═══ DATA EXTRACTS
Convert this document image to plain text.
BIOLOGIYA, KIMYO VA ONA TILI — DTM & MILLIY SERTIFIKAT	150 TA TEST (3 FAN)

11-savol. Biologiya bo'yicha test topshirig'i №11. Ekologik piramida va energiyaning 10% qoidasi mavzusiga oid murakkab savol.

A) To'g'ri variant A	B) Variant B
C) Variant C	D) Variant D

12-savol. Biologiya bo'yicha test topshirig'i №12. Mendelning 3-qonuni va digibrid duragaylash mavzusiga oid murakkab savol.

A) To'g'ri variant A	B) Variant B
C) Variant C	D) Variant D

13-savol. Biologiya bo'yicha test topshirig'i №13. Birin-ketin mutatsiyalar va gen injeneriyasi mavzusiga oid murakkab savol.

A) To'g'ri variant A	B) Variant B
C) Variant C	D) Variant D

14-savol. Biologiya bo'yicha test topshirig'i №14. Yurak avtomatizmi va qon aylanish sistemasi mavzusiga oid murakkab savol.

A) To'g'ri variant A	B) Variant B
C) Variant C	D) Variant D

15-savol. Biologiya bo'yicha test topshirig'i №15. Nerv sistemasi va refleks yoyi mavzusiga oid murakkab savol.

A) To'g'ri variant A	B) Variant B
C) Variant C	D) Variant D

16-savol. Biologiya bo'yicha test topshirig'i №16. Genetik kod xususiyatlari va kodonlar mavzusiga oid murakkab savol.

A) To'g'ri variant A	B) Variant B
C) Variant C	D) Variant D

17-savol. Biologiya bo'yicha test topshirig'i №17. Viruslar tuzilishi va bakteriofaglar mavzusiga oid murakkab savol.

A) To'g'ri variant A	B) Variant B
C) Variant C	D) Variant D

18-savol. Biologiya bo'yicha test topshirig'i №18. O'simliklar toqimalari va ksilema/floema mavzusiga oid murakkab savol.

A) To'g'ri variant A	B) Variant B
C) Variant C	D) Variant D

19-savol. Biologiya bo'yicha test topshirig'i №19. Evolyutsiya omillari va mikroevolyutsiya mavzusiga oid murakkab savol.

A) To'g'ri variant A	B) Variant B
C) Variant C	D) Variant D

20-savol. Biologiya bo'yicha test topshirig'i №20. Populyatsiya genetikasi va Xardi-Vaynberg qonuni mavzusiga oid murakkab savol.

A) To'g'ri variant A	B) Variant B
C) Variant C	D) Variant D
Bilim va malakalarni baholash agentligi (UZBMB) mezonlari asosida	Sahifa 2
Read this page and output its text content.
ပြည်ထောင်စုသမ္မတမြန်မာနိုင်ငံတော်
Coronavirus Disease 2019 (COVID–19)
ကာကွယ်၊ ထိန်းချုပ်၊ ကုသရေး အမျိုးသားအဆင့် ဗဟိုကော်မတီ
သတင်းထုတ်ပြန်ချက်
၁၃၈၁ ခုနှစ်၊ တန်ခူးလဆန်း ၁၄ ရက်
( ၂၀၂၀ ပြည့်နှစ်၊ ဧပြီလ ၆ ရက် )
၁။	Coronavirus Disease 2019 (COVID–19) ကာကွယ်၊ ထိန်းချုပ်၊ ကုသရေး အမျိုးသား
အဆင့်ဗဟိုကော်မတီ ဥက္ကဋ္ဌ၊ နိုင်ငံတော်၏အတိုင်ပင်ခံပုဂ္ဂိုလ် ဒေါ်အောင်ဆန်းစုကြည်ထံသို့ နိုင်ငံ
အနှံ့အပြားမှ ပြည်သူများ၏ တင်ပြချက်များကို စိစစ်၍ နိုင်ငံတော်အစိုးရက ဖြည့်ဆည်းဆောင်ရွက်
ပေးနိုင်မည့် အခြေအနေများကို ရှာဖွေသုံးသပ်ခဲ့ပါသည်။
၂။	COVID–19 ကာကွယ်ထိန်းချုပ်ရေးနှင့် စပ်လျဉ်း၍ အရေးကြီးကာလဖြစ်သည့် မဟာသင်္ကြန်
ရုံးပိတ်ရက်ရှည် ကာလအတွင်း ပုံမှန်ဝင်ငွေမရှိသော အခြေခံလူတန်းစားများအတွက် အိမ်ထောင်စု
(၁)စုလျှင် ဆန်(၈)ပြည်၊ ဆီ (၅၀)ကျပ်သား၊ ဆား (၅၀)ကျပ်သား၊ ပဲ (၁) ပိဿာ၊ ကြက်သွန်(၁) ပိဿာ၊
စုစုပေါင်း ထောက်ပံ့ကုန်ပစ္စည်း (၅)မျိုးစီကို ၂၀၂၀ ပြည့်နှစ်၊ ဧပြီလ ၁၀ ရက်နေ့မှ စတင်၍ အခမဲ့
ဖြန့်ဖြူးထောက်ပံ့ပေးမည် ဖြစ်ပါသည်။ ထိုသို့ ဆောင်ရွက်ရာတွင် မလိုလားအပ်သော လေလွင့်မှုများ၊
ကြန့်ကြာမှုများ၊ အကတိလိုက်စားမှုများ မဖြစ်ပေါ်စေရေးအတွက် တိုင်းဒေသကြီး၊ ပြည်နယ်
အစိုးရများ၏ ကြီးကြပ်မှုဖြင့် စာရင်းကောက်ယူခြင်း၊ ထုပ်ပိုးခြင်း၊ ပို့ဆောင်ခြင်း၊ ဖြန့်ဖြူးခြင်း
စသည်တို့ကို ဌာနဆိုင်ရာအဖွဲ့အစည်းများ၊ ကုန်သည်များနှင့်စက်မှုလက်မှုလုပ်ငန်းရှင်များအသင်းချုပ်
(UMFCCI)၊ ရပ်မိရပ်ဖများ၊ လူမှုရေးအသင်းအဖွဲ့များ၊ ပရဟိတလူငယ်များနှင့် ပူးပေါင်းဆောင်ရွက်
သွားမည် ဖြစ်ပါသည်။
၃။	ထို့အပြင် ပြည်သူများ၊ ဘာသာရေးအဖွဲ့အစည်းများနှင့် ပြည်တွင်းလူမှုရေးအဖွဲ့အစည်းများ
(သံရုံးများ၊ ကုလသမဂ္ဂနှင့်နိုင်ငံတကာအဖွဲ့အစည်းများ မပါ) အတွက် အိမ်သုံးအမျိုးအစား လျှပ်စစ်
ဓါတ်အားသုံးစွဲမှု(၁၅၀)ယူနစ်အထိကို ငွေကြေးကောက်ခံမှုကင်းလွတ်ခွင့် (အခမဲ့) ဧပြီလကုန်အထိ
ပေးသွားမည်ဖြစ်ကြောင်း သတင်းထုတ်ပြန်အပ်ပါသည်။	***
══════
* [ACTION ITEM]
Could you write out, unchanged, the line with "Read this page and output its text content." and every line after it in the data above?

* [SOLUTION]
Read this page and output its text content.
ပြည်ထောင်စုသမ္မတမြန်မာနိုင်ငံတော်
Coronavirus Disease 2019 (COVID–19)
ကာကွယ်၊ ထိန်းချုပ်၊ ကုသရေး အမျိုးသားအဆင့် ဗဟိုကော်မတီ
သတင်းထုတ်ပြန်ချက်
၁၃၈၁ ခုနှစ်၊ တန်ခူးလဆန်း ၁၄ ရက်
( ၂၀၂၀ ပြည့်နှစ်၊ ဧပြီလ ၆ ရက် )
၁။	Coronavirus Disease 2019 (COVID–19) ကာကွယ်၊ ထိန်းချုပ်၊ ကုသရေး အမျိုးသား
အဆင့်ဗဟိုကော်မတီ ဥက္ကဋ္ဌ၊ နိုင်ငံတော်၏အတိုင်ပင်ခံပုဂ္ဂိုလ် ဒေါ်အောင်ဆန်းစုကြည်ထံသို့ နိုင်ငံ
အနှံ့အပြားမှ ပြည်သူများ၏ တင်ပြချက်များကို စိစစ်၍ နိုင်ငံတော်အစိုးရက ဖြည့်ဆည်းဆောင်ရွက်
ပေးနိုင်မည့် အခြေအနေများကို ရှာဖွေသုံးသပ်ခဲ့ပါသည်။
၂။	COVID–19 ကာကွယ်ထိန်းချုပ်ရေးနှင့် စပ်လျဉ်း၍ အရေးကြီးကာလဖြစ်သည့် မဟာသင်္ကြန်
ရုံးပိတ်ရက်ရှည် ကာလအတွင်း ပုံမှန်ဝင်ငွေမရှိသော အခြေခံလူတန်းစားများအတွက် အိမ်ထောင်စု
(၁)စုလျှင် ဆန်(၈)ပြည်၊ ဆီ (၅၀)ကျပ်သား၊ ဆား (၅၀)ကျပ်သား၊ ပဲ (၁) ပိဿာ၊ ကြက်သွန်(၁) ပိဿာ၊
စုစုပေါင်း ထောက်ပံ့ကုန်ပစ္စည်း (၅)မျိုးစီကို ၂၀၂၀ ပြည့်နှစ်၊ ဧပြီလ ၁၀ ရက်နေ့မှ စတင်၍ အခမဲ့
ဖြန့်ဖြူးထောက်ပံ့ပေးမည် ဖြစ်ပါသည်။ ထိုသို့ ဆောင်ရွက်ရာတွင် မလိုလားအပ်သော လေလွင့်မှုများ၊
ကြန့်ကြာမှုများ၊ အကတိလိုက်စားမှုများ မဖြစ်ပေါ်စေရေးအတွက် တိုင်းဒေသကြီး၊ ပြည်နယ်
အစိုးရများ၏ ကြီးကြပ်မှုဖြင့် စာရင်းကောက်ယူခြင်း၊ ထုပ်ပိုးခြင်း၊ ပို့ဆောင်ခြင်း၊ ဖြန့်ဖြူးခြင်း
စသည်တို့ကို ဌာနဆိုင်ရာအဖွဲ့အစည်းများ၊ ကုန်သည်များနှင့်စက်မှုလက်မှုလုပ်ငန်းရှင်များအသင်းချုပ်
(UMFCCI)၊ ရပ်မိရပ်ဖများ၊ လူမှုရေးအသင်းအဖွဲ့များ၊ ပရဟိတလူငယ်များနှင့် ပူးပေါင်းဆောင်ရွက်
သွားမည် ဖြစ်ပါသည်။
၃။	ထို့အပြင် ပြည်သူများ၊ ဘာသာရေးအဖွဲ့အစည်းများနှင့် ပြည်တွင်းလူမှုရေးအဖွဲ့အစည်းများ
(သံရုံးများ၊ ကုလသမဂ္ဂနှင့်နိုင်ငံတကာအဖွဲ့အစည်းများ မပါ) အတွက် အိမ်သုံးအမျိုးအစား လျှပ်စစ်
ဓါတ်အားသုံးစွဲမှု(၁၅၀)ယူနစ်အထိကို ငွေကြေးကောက်ခံမှုကင်းလွတ်ခွင့် (အခမဲ့) ဧပြီလကုန်အထိ
ပေးသွားမည်ဖြစ်ကြောင်း သတင်းထုတ်ပြန်အပ်ပါသည်။	***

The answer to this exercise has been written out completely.